What to do: Filter the records below for the word "weniger". Copy each line that holds it.

Records provided:
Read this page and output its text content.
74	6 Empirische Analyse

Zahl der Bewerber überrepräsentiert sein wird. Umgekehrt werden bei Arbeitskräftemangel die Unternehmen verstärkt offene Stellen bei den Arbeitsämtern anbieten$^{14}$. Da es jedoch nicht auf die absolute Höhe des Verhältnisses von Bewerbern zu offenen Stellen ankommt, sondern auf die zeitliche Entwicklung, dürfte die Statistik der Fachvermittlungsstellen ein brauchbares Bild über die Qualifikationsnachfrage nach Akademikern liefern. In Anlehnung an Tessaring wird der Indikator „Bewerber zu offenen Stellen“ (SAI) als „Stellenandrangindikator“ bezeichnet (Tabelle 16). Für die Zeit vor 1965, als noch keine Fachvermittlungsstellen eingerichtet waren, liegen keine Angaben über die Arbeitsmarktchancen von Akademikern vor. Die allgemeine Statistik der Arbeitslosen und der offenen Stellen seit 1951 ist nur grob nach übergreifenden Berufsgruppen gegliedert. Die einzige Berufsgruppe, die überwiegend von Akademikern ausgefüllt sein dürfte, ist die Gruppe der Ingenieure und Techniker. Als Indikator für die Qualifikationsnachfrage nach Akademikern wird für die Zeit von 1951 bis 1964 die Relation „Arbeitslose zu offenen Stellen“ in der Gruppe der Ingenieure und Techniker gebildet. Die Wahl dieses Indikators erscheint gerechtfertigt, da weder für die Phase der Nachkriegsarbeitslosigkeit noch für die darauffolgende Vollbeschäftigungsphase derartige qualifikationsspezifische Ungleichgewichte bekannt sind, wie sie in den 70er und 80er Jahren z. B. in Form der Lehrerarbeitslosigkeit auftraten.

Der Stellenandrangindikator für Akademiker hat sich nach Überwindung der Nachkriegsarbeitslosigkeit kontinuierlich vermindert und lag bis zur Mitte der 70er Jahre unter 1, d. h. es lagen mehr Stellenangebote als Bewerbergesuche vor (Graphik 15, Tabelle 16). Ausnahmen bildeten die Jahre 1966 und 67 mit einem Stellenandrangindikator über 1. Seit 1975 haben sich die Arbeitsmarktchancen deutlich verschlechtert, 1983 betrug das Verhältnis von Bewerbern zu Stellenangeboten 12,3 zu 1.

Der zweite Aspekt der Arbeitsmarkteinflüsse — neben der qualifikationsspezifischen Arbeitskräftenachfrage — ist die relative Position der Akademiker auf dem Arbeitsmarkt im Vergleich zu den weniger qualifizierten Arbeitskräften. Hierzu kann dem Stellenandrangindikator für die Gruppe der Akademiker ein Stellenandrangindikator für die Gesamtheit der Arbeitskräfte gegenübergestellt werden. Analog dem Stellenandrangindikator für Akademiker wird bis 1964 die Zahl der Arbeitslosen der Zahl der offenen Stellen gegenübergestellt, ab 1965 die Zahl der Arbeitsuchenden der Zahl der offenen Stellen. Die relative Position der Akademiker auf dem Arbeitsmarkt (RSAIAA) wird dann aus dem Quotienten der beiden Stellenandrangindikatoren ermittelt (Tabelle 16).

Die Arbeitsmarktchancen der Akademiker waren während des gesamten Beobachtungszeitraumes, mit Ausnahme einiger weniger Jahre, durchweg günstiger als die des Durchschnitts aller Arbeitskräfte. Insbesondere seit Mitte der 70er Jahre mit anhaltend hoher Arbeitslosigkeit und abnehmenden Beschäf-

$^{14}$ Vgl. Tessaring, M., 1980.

Final result:
Der zweite Aspekt der Arbeitsmarkteinflüsse — neben der qualifikationsspezifischen Arbeitskräftenachfrage — ist die relative Position der Akademiker auf dem Arbeitsmarkt im Vergleich zu den weniger qualifizierten Arbeitskräften. Hierzu kann dem Stellenandrangindikator für die Gruppe der Akademiker ein Stellenandrangindikator für die Gesamtheit der Arbeitskräfte gegenübergestellt werden. Analog dem Stellenandrangindikator für Akademiker wird bis 1964 die Zahl der Arbeitslosen der Zahl der offenen Stellen gegenübergestellt, ab 1965 die Zahl der Arbeitsuchenden der Zahl der offenen Stellen. Die relative Position der Akademiker auf dem Arbeitsmarkt (RSAIAA) wird dann aus dem Quotienten der beiden Stellenandrangindikatoren ermittelt (Tabelle 16).
Die Arbeitsmarktchancen der Akademiker waren während des gesamten Beobachtungszeitraumes, mit Ausnahme einiger weniger Jahre, durchweg günstiger als die des Durchschnitts aller Arbeitskräfte. Insbesondere seit Mitte der 70er Jahre mit anhaltend hoher Arbeitslosigkeit und abnehmenden Beschäf-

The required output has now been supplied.